* YOUR TASK *
Wherever a line holds the string "title", copy that line.
------
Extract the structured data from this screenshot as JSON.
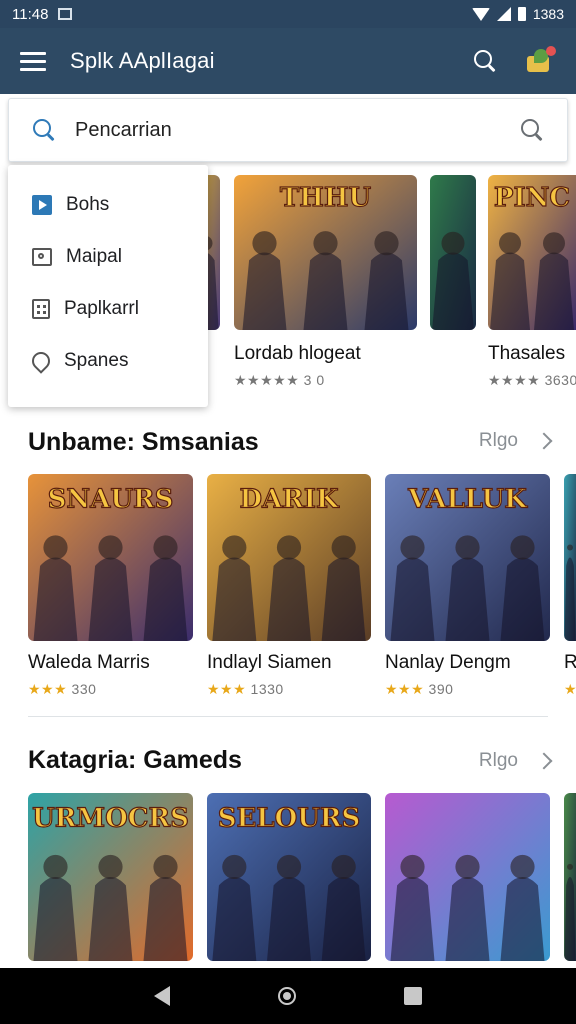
{
  "status_bar": {
    "time": "11:48",
    "battery_text": "1383"
  },
  "app_bar": {
    "title": "Splk AAplIagai"
  },
  "search": {
    "placeholder": "Pencarrian"
  },
  "dropdown": {
    "items": [
      {
        "label": "Bohs",
        "icon": "play-icon"
      },
      {
        "label": "Maipal",
        "icon": "image-icon"
      },
      {
        "label": "Paplkarrl",
        "icon": "grid-icon"
      },
      {
        "label": "Spanes",
        "icon": "pin-icon"
      }
    ]
  },
  "featured": {
    "cards": [
      {
        "title": "",
        "rating": "",
        "colors": [
          "#e0b530",
          "#4a3a7a"
        ]
      },
      {
        "title": "Lordab hlogeat",
        "rating": "★★★★★ 3 0",
        "art_text": "THHU",
        "colors": [
          "#f2a33a",
          "#2b3a6a"
        ]
      },
      {
        "title": "",
        "rating": "",
        "colors": [
          "#2f7a4a",
          "#1a2a44"
        ]
      },
      {
        "title": "Thasales",
        "rating": "★★★★ 3630",
        "art_text": "PINC",
        "colors": [
          "#f0b343",
          "#3a2a6a"
        ]
      }
    ]
  },
  "section1": {
    "title": "Unbame: Smsanias",
    "see_all": "Rlgo",
    "cards": [
      {
        "title": "Waleda Marris",
        "stars": "★★★",
        "rating_text": "330",
        "art_text": "SNAURS",
        "colors": [
          "#e7933a",
          "#3b2d6d"
        ]
      },
      {
        "title": "Indlayl Siamen",
        "stars": "★★★",
        "rating_text": "1330",
        "art_text": "DARIK",
        "colors": [
          "#e9b045",
          "#5a3d26"
        ]
      },
      {
        "title": "Nanlay Dengm",
        "stars": "★★★",
        "rating_text": "390",
        "art_text": "VALLUK",
        "colors": [
          "#6a7fb8",
          "#22294d"
        ]
      },
      {
        "title": "R",
        "stars": "★",
        "rating_text": "",
        "art_text": "",
        "colors": [
          "#3aa0b0",
          "#1d2a44"
        ]
      }
    ]
  },
  "section2": {
    "title": "Katagria: Gameds",
    "see_all": "Rlgo",
    "cards": [
      {
        "art_text": "URMOCRS",
        "colors": [
          "#2ea3a6",
          "#e26a2a"
        ]
      },
      {
        "art_text": "SELOURS",
        "colors": [
          "#4d6fb3",
          "#1a2244"
        ]
      },
      {
        "art_text": "",
        "colors": [
          "#b75ad0",
          "#3a9bd0"
        ]
      },
      {
        "art_text": "",
        "colors": [
          "#4a8a4a",
          "#1c2b3c"
        ]
      }
    ]
  },
  "colors": {
    "app_bar": "#2e4a64",
    "status_bar": "#2b4560",
    "accent": "#2f7ab8",
    "star": "#e8a81a"
  }
}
------
* PROBLEM SOLUTION *
    "title": "Splk AAplIagai"
        "title": "",
        "title": "Lordab hlogeat",
        "title": "",
        "title": "Thasales",
    "title": "Unbame: Smsanias",
        "title": "Waleda Marris",
        "title": "Indlayl Siamen",
        "title": "Nanlay Dengm",
        "title": "R",
    "title": "Katagria: Gameds",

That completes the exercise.